Work to complete
Pull out every line below that contains the word "question".

Given data
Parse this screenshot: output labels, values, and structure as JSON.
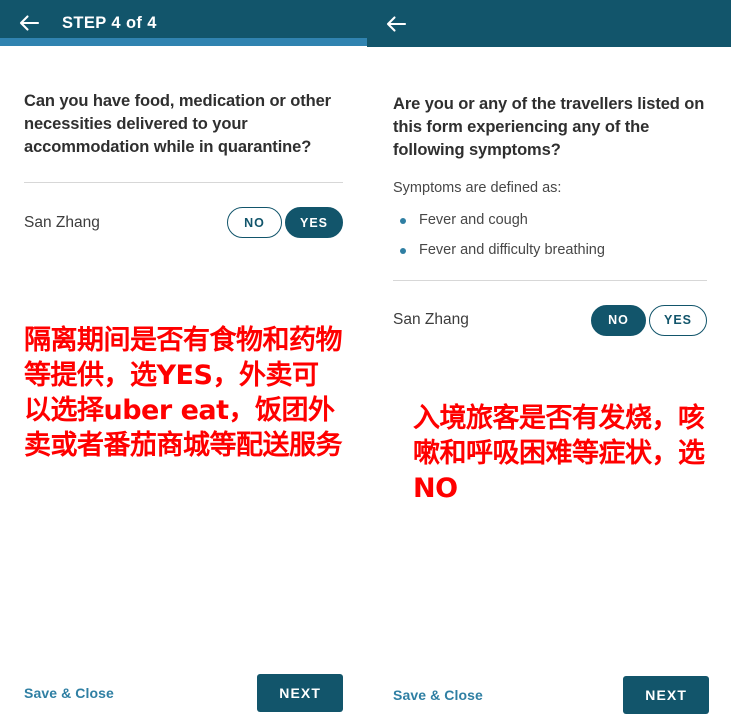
{
  "left_panel": {
    "header": {
      "back_icon": "arrow-left-icon",
      "title": "STEP 4 of 4",
      "progress_percent": 100,
      "bar_color": "#3083b0",
      "bg_color": "#12556b"
    },
    "question": "Can you have food, medication or other necessities delivered to your accommodation while in quarantine?",
    "answer": {
      "person_name": "San Zhang",
      "options": [
        {
          "label": "NO",
          "selected": false
        },
        {
          "label": "YES",
          "selected": true
        }
      ]
    },
    "annotation": "隔离期间是否有食物和药物等提供，选YES，外卖可以选择uber eat，饭团外卖或者番茄商城等配送服务",
    "annotation_color": "#ff0000",
    "footer": {
      "save_label": "Save & Close",
      "next_label": "NEXT"
    }
  },
  "right_panel": {
    "header": {
      "back_icon": "arrow-left-icon",
      "title": "",
      "bg_color": "#12556b"
    },
    "question": "Are you or any of the travellers listed on this form experiencing any of the following symptoms?",
    "sub_label": "Symptoms are defined as:",
    "symptoms": [
      "Fever and cough",
      "Fever and difficulty breathing"
    ],
    "bullet_color": "#2f7fa3",
    "answer": {
      "person_name": "San Zhang",
      "options": [
        {
          "label": "NO",
          "selected": true
        },
        {
          "label": "YES",
          "selected": false
        }
      ]
    },
    "annotation": "入境旅客是否有发烧，咳嗽和呼吸困难等症状，选NO",
    "annotation_color": "#ff0000",
    "footer": {
      "save_label": "Save & Close",
      "next_label": "NEXT"
    }
  }
}
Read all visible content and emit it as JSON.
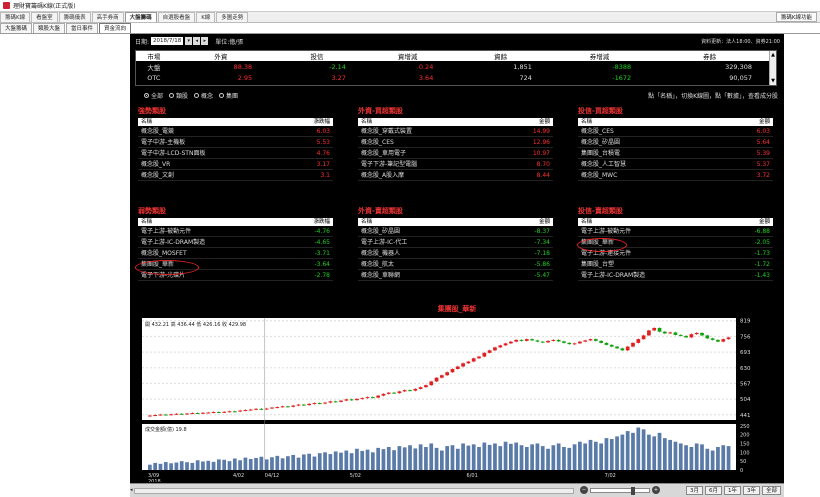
{
  "window": {
    "title": "理財寶籌碼K線(正式版)"
  },
  "tabs": [
    "籌碼K線",
    "看盤室",
    "籌碼儀表",
    "高手券商",
    "大盤籌碼",
    "自選股看盤",
    "K線",
    "多圖走勢"
  ],
  "active_tab": 4,
  "tab_right_label": "籌碼K線功能",
  "subtabs": [
    "大盤籌碼",
    "類股大盤",
    "當日事件",
    "資金流向"
  ],
  "active_subtab": 3,
  "controls": {
    "date_label": "日期:",
    "date_value": "2018/7/18",
    "unit": "單位:億/張",
    "update_note": "資料更新：法人18:00、資券21:00"
  },
  "market_table": {
    "headers": [
      "市場",
      "外資",
      "投信",
      "資增減",
      "資餘",
      "券增減",
      "券餘"
    ],
    "rows": [
      {
        "name": "大盤",
        "v": [
          "88.38",
          "-2.14",
          "0.24",
          "1,851",
          "-8388",
          "329,308"
        ],
        "c": [
          "up",
          "dn",
          "up",
          "n",
          "dn",
          "n"
        ]
      },
      {
        "name": "OTC",
        "v": [
          "2.95",
          "3.27",
          "3.64",
          "724",
          "-1672",
          "90,057"
        ],
        "c": [
          "up",
          "up",
          "up",
          "n",
          "dn",
          "n"
        ]
      }
    ]
  },
  "filter": {
    "options": [
      "全部",
      "類股",
      "概念",
      "集團"
    ],
    "selected": 0,
    "hint": "點「名稱」，切換K線圖，點「數據」，查看成分股"
  },
  "panels": [
    {
      "title": "強勢類股",
      "h1": "名稱",
      "h2": "漲跌幅",
      "rows": [
        [
          "概念股_電競",
          "6.03",
          "up"
        ],
        [
          "電子中游-主機板",
          "5.53",
          "up"
        ],
        [
          "電子中游-LCD-STN面板",
          "4.76",
          "up"
        ],
        [
          "概念股_VR",
          "3.17",
          "up"
        ],
        [
          "概念股_文創",
          "3.1",
          "up"
        ]
      ]
    },
    {
      "title": "外資-買超類股",
      "h1": "名稱",
      "h2": "金額",
      "rows": [
        [
          "概念股_穿戴式裝置",
          "14.99",
          "up"
        ],
        [
          "概念股_CES",
          "12.96",
          "up"
        ],
        [
          "概念股_車用電子",
          "10.97",
          "up"
        ],
        [
          "電子下游-筆記型電腦",
          "8.70",
          "up"
        ],
        [
          "概念股_A股入摩",
          "8.44",
          "up"
        ]
      ]
    },
    {
      "title": "投信-買超類股",
      "h1": "名稱",
      "h2": "金額",
      "rows": [
        [
          "概念股_CES",
          "6.03",
          "up"
        ],
        [
          "概念股_矽晶圓",
          "5.64",
          "up"
        ],
        [
          "集團股_台積電",
          "5.39",
          "up"
        ],
        [
          "概念股_人工智慧",
          "5.37",
          "up"
        ],
        [
          "概念股_MWC",
          "3.72",
          "up"
        ]
      ]
    },
    {
      "title": "弱勢類股",
      "h1": "名稱",
      "h2": "漲跌幅",
      "rows": [
        [
          "電子上游-被動元件",
          "-4.76",
          "dn"
        ],
        [
          "電子上游-IC-DRAM製造",
          "-4.65",
          "dn"
        ],
        [
          "概念股_MOSFET",
          "-3.71",
          "dn"
        ],
        [
          "集團股_華新",
          "-3.64",
          "dn"
        ],
        [
          "電子下游-光碟片",
          "-2.78",
          "dn"
        ]
      ]
    },
    {
      "title": "外資-賣超類股",
      "h1": "名稱",
      "h2": "金額",
      "rows": [
        [
          "概念股_矽晶圓",
          "-8.37",
          "dn"
        ],
        [
          "電子上游-IC-代工",
          "-7.34",
          "dn"
        ],
        [
          "概念股_機器人",
          "-7.18",
          "dn"
        ],
        [
          "概念股_航太",
          "-5.86",
          "dn"
        ],
        [
          "概念股_車聯網",
          "-5.47",
          "dn"
        ]
      ]
    },
    {
      "title": "投信-賣超類股",
      "h1": "名稱",
      "h2": "金額",
      "rows": [
        [
          "電子上游-被動元件",
          "-6.88",
          "dn"
        ],
        [
          "集團股_華新",
          "-2.05",
          "dn"
        ],
        [
          "電子上游-連接元件",
          "-1.73",
          "dn"
        ],
        [
          "集團股_台塑",
          "-1.72",
          "dn"
        ],
        [
          "電子上游-IC-DRAM製造",
          "-1.43",
          "dn"
        ]
      ]
    }
  ],
  "chart_data": {
    "type": "candlestick",
    "title": "集團股_華新",
    "ohlc_label": "開 432.21  高 436.44  低 426.16  收 429.98",
    "volume_label": "成交金額(億) 19.8",
    "price_ticks": [
      819,
      756,
      693,
      630,
      567,
      504,
      441
    ],
    "price_range": [
      420,
      830
    ],
    "volume_ticks": [
      250,
      200,
      150,
      100,
      50,
      0
    ],
    "volume_range": [
      0,
      260
    ],
    "x_labels": [
      "3/09\n2018",
      "4/02",
      "04/12",
      "5/02",
      "6/01",
      "7/02"
    ],
    "close": [
      438,
      440,
      442,
      441,
      443,
      445,
      444,
      446,
      448,
      447,
      449,
      450,
      452,
      451,
      453,
      455,
      454,
      458,
      460,
      462,
      465,
      463,
      466,
      470,
      472,
      475,
      473,
      478,
      482,
      480,
      485,
      488,
      486,
      490,
      495,
      493,
      498,
      503,
      500,
      505,
      508,
      512,
      510,
      518,
      525,
      530,
      528,
      535,
      540,
      538,
      545,
      552,
      560,
      575,
      590,
      600,
      612,
      625,
      635,
      648,
      655,
      668,
      675,
      690,
      700,
      712,
      720,
      728,
      735,
      742,
      738,
      745,
      740,
      735,
      732,
      738,
      742,
      736,
      730,
      725,
      728,
      735,
      740,
      745,
      738,
      730,
      722,
      715,
      708,
      700,
      715,
      730,
      745,
      760,
      780,
      790,
      775,
      768,
      772,
      762,
      758,
      752,
      765,
      770,
      760,
      748,
      742,
      735,
      745,
      752
    ],
    "volume": [
      30,
      40,
      35,
      45,
      38,
      42,
      50,
      44,
      40,
      55,
      48,
      52,
      46,
      60,
      58,
      50,
      65,
      55,
      70,
      62,
      68,
      75,
      60,
      72,
      80,
      66,
      78,
      85,
      70,
      88,
      92,
      76,
      95,
      100,
      90,
      105,
      98,
      110,
      95,
      120,
      108,
      115,
      100,
      125,
      118,
      130,
      112,
      135,
      128,
      140,
      122,
      145,
      130,
      150,
      125,
      110,
      135,
      140,
      120,
      150,
      138,
      145,
      130,
      155,
      142,
      150,
      135,
      160,
      148,
      155,
      140,
      130,
      145,
      150,
      135,
      120,
      140,
      150,
      130,
      125,
      145,
      160,
      150,
      170,
      160,
      150,
      180,
      175,
      190,
      200,
      220,
      210,
      240,
      230,
      200,
      190,
      210,
      180,
      170,
      160,
      150,
      140,
      130,
      150,
      145,
      120,
      110,
      130,
      140,
      135
    ]
  }
}
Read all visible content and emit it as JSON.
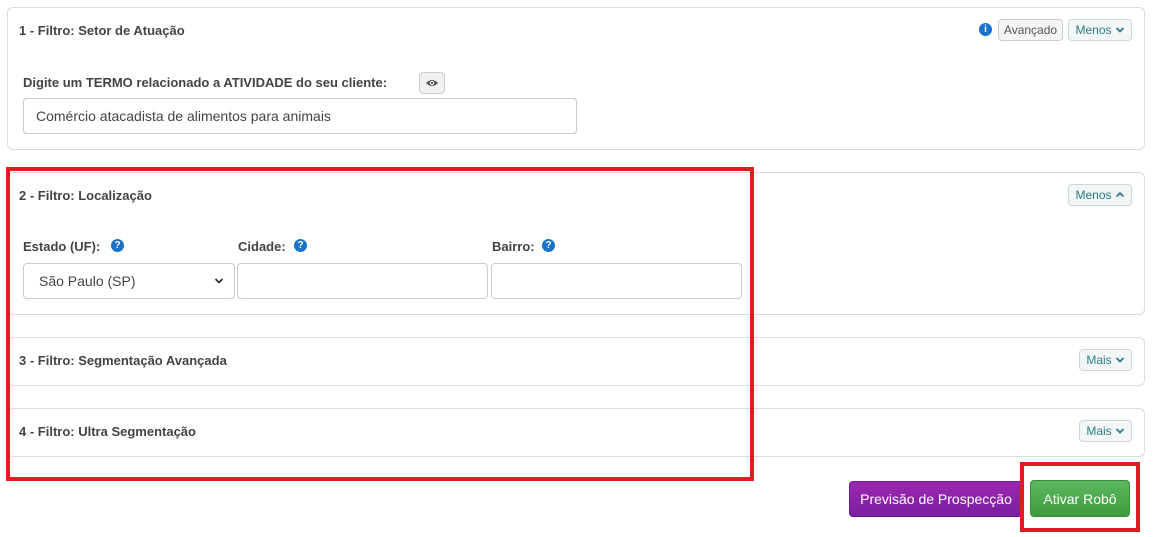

In response
    "question": "Can you have food, medication or other necessities delivered to your accommodation while in quarantine?",
    "question": "Are you or any of the travellers listed on this form experiencing any of the following symptoms?",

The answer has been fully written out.